[Records about charts and figures]
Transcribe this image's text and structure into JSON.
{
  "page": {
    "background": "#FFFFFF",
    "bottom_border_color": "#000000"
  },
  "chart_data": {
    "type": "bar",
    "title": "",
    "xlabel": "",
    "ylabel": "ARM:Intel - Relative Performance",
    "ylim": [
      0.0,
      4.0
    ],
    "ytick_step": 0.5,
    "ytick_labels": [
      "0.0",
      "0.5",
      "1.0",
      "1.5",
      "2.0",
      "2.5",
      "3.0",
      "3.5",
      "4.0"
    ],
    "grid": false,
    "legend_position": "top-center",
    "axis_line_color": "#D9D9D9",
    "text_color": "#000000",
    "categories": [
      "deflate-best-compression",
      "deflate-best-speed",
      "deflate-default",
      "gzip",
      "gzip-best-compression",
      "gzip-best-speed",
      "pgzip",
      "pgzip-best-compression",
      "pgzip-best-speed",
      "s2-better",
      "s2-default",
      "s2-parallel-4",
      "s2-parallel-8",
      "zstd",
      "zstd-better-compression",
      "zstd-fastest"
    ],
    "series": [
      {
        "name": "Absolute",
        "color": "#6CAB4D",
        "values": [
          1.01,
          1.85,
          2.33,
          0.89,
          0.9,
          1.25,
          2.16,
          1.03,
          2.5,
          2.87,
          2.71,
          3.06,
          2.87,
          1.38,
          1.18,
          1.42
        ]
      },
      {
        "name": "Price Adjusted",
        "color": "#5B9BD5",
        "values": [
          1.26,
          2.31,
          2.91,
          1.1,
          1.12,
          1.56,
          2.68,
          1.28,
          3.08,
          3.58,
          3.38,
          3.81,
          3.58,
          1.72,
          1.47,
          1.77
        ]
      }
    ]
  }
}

### [To do]
Copy, from the material, each line that holds the string "compression".

### [Task output]
      "deflate-best-compression",
      "gzip-best-compression",
      "pgzip-best-compression",
      "zstd-better-compression",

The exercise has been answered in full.